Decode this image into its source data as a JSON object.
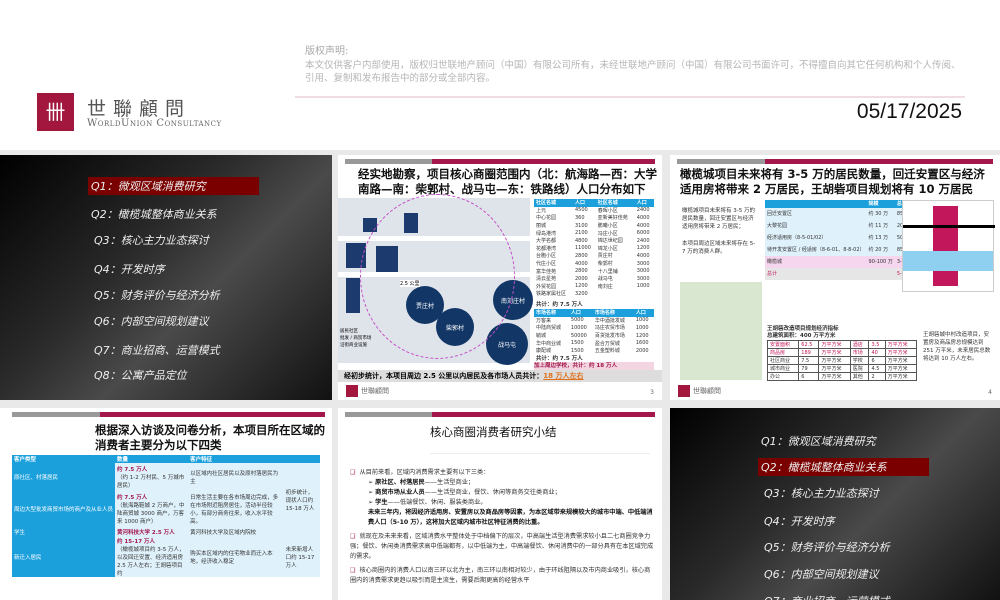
{
  "header": {
    "notice_title": "版权声明:",
    "notice_body": "本文仅供客户内部使用，版权归世联地产顾问（中国）有限公司所有，未经世联地产顾问（中国）有限公司书面许可，不得擅自向其它任何机构和个人传阅、引用、复制和发布报告中的部分或全部内容。",
    "logo_mark": "卌",
    "logo_cn": "世聯顧問",
    "logo_en": "WorldUnion Consultancy",
    "date": "05/17/2025"
  },
  "toc": [
    "Q1：微观区域消费研究",
    "Q2：橄榄城整体商业关系",
    "Q3：核心主力业态探讨",
    "Q4：开发时序",
    "Q5：财务评价与经济分析",
    "Q6：内部空间规划建议",
    "Q7：商业招商、运营模式",
    "Q8：公寓产品定位"
  ],
  "slide3": {
    "title": "经实地勘察，项目核心商圈范围内（北：航海路—西：大学南路—南：柴郭村、战马屯—东：铁路线）人口分布如下",
    "pop_header": [
      "社区名城",
      "人口",
      "社区名城",
      "人口"
    ],
    "pop_rows": [
      [
        "上元",
        "4500",
        "春晖小区",
        "2400"
      ],
      [
        "中心花园",
        "360",
        "亚新美好佳苑",
        "4000"
      ],
      [
        "丽城",
        "3100",
        "鹏曦小区",
        "4000"
      ],
      [
        "绿岛港湾",
        "2100",
        "冯庄小区",
        "6000"
      ],
      [
        "大学名都",
        "4800",
        "锦达世纪园",
        "2400"
      ],
      [
        "花都港湾",
        "11000",
        "锦龙小区",
        "1200"
      ],
      [
        "台胞小区",
        "2800",
        "贾庄村",
        "4000"
      ],
      [
        "代庄小区",
        "4000",
        "柴郭村",
        "3000"
      ],
      [
        "富华佳苑",
        "2800",
        "十八里铺",
        "3000"
      ],
      [
        "清云星苑",
        "2000",
        "战马屯",
        "3000"
      ],
      [
        "外贸花园",
        "1200",
        "南刘庄",
        "1000"
      ],
      [
        "铁路家属社区",
        "3200",
        "",
        ""
      ]
    ],
    "pop_total": "共计：约 7.5 万人",
    "mkt_header": [
      "市场名称",
      "人口",
      "市场名称",
      "人口"
    ],
    "mkt_rows": [
      [
        "万客来",
        "5000",
        "华中酒批发城",
        "1000"
      ],
      [
        "中陆商贸城",
        "10000",
        "冯庄农贸市场",
        "1000"
      ],
      [
        "毓城",
        "50000",
        "百货批发市场",
        "1200"
      ],
      [
        "华中商业城",
        "1500",
        "盈合万贸城",
        "1600"
      ],
      [
        "康配城",
        "1500",
        "五金塑料城",
        "2000"
      ]
    ],
    "mkt_total": "共计：约 7.5 万人",
    "school_total": "加上周边学校，共计：约 18 万人",
    "map_labels": [
      "贾庄村",
      "南刘庄村",
      "柴郭村",
      "战马屯",
      "2.5 公里"
    ],
    "legend": [
      "居民社区",
      "批发 / 商贸市场",
      "沿街商业设施"
    ],
    "bottom_prefix": "经初步统计，本项目周边 2.5 公里以内居民及各市场人员共计：",
    "bottom_value": "18 万人左右",
    "page": "3"
  },
  "slide4": {
    "title": "橄榄城项目未来将有 3-5 万的居民数量，回迁安置区与经济适用房将带来 2 万居民，王胡砦项目规划将有 10 万居民",
    "bullets": [
      "橄榄城项目未来将有 3-5 万的居民数量，回迁安置区与经济适用房将带来 2 万居民；",
      "本项目周边区域未来将存在 5-7 万的消费人群。"
    ],
    "table_header": [
      "",
      "规模",
      "总人口数"
    ],
    "table_rows": [
      [
        "回迁安置区",
        "约 30 万",
        "8500 人"
      ],
      [
        "大黎花园",
        "约 11 万",
        "2000 人"
      ],
      [
        "经济适用房（8-5-01/02）",
        "约 13 万",
        "5000 人"
      ],
      [
        "待开发安置区 / 经适房（8-6-01、8-8-02）",
        "约 20 万",
        "8500 人"
      ],
      [
        "橄榄城",
        "90-100 万",
        "3-5 万人"
      ],
      [
        "总计",
        "",
        "5-7 万人"
      ]
    ],
    "plan_title": "王胡砦改造项目规划经济指标",
    "plan_area": "总建筑面积：400 万平方米",
    "plan_rows": [
      [
        "安置面积",
        "62.5",
        "万平方米",
        "酒店",
        "3.5",
        "万平方米"
      ],
      [
        "商品房",
        "189",
        "万平方米",
        "市场",
        "40",
        "万平方米"
      ],
      [
        "社区商业",
        "7.5",
        "万平方米",
        "学校",
        "6",
        "万平方米"
      ],
      [
        "城市商业",
        "79",
        "万平方米",
        "医院",
        "4.5",
        "万平方米"
      ],
      [
        "办公",
        "6",
        "万平方米",
        "其他",
        "2",
        "万平方米"
      ]
    ],
    "note": "王胡砦城中村改造项目，安置房及商品房总规模达到 251 万平米，未来居民总数将达到 10 万人左右。",
    "page": "4"
  },
  "slide5": {
    "title": "根据深入访谈及问卷分析，本项目所在区域的消费者主要分为以下四类",
    "header": [
      "客户类型",
      "数量",
      "客户特征",
      ""
    ],
    "rows": [
      [
        "原社区、村落居民",
        "约 7.5 万人",
        "（约 1-2 万村民、5 万城市居民）",
        "以区域内社区居民以及原村落居民为主"
      ],
      [
        "周边大型批发商贸市场的商户及从业人员",
        "约 7.5 万人",
        "（航海路鞋城 2 万商户，中陆商贸城 3000 商户，万客来 1000 商户）",
        "日常生活主要在各市场周边完成，多在市场附近租房居住，活动半径较小，有部分商务往来，收入水平较高。"
      ],
      [
        "学生",
        "黄河科技大学 2.5 万人",
        "",
        "黄河科技大学及区域内院校"
      ],
      [
        "新迁入居民",
        "约 15-17 万人",
        "（橄榄城项目约 3-5 万人，以及回迁安置、经济适用房 2.5 万人左右；王胡砦项目约",
        "购买本区域内的住宅物业而迁入本地，经济收入稳定"
      ]
    ],
    "side_1": "初步统计，现状人口约 15-18 万人",
    "side_2": "未来新增人口约 15-17 万人"
  },
  "slide6": {
    "title": "核心商圈消费者研究小结",
    "p1": "从目前来看，区域内消费需求主要有以下三类：",
    "subs": [
      [
        "原社区、村落居民",
        "——生活型商业；"
      ],
      [
        "商贸市场从业人员",
        "——生活型商业，餐饮、休闲等商务交往类商业；"
      ],
      [
        "学生",
        "——低端餐饮、休闲、服装类商业。"
      ]
    ],
    "bold": "未来三年内，将因经济适用房、安置房以及商品房等因素，为本区域带来规模较大的城市中端、中低端消费人口（5-10 万），这将加大区域内城市社区特征消费的比重。",
    "p2": "就现在及未来来看，区域消费水平整体处于中档偏下的层次，中高端生活型消费需求较小且二七商圈竞争力强；餐饮、休闲类消费需求高中低端都有，以中低端为主，中高端餐饮、休闲消费中的一部分具有在本区域完成的需求。",
    "p3": "核心商圈内的消费人口以南三环以北为主，南三环以南相对较少，由于环线阻隔以及市内商业吸引，核心商圈内的消费需求更趋以吸引而是主流生，需要后期更高的经营水平"
  },
  "colors": {
    "brand": "#a3173f",
    "accent_bar": "#a3174d",
    "table_blue": "#1ca0dc",
    "toc_selected": "#7a0000"
  }
}
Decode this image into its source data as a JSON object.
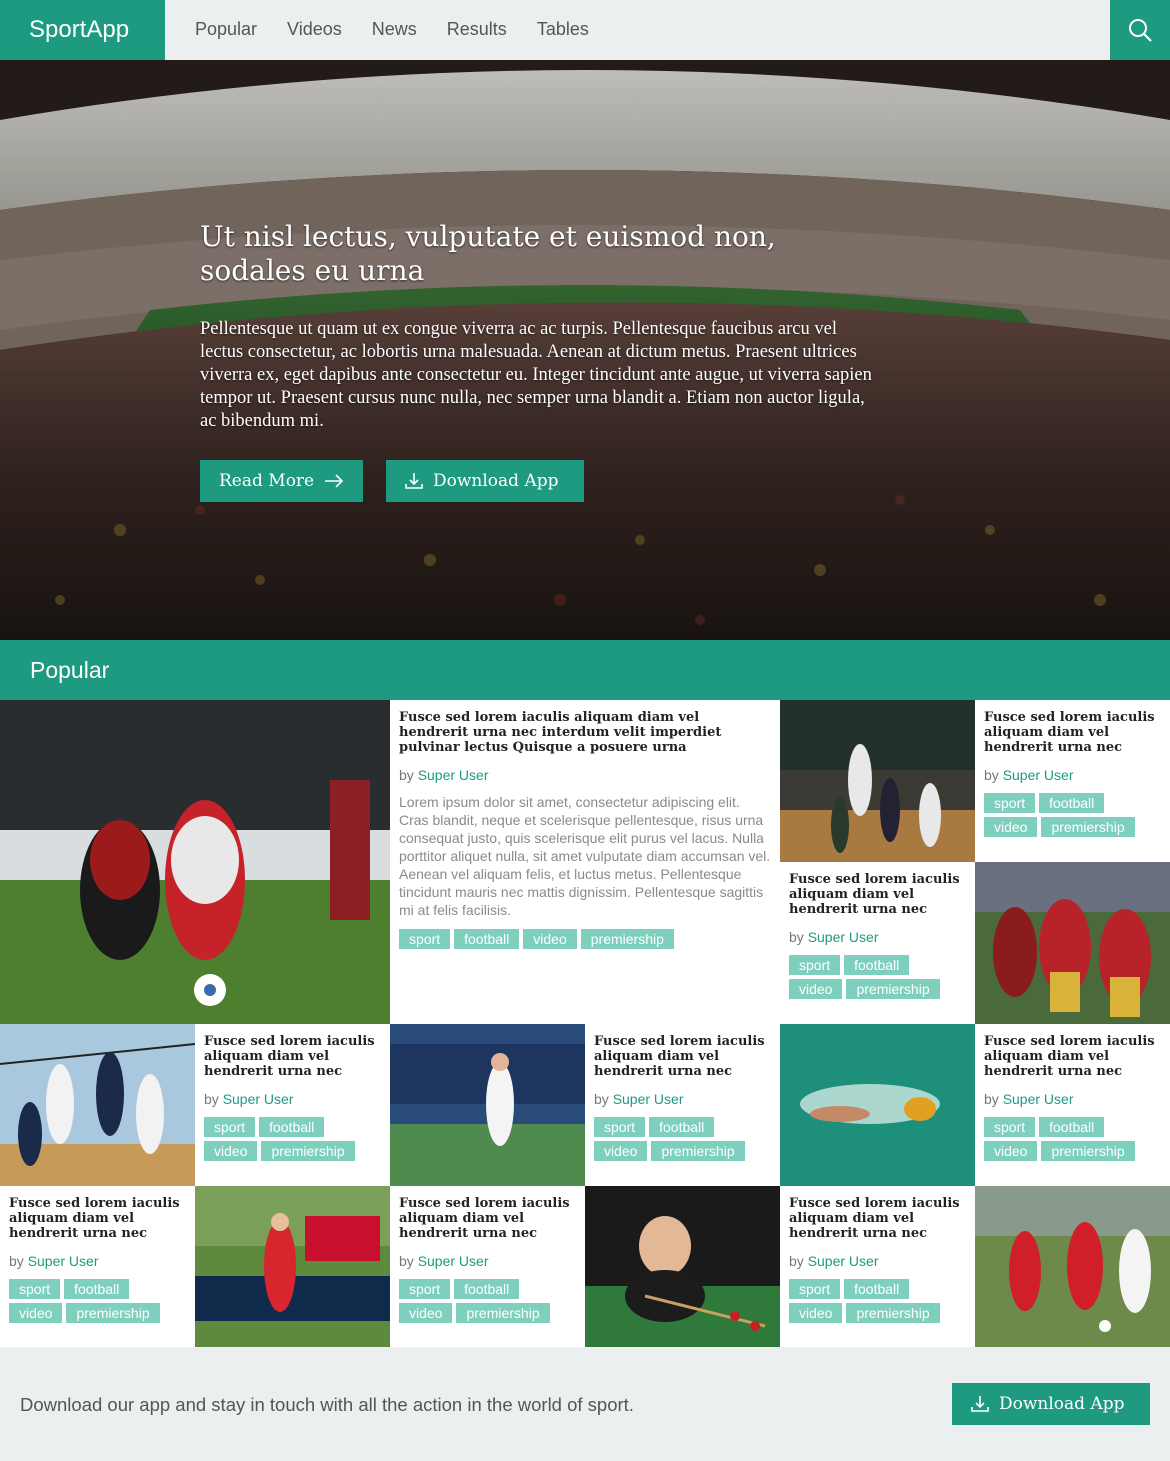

****************************************

→ **Stated problem**
Within the material above, find the lines that contain the word "万人左右"; copy them.

→ **Task response**
    "bottom_value": "18 万人左右",
    "note": "王胡砦城中村改造项目，安置房及商品房总规模达到 251 万平米，未来居民总数将达到 10 万人左右。",
        "（橄榄城项目约 3-5 万人，以及回迁安置、经济适用房 2.5 万人左右；王胡砦项目约",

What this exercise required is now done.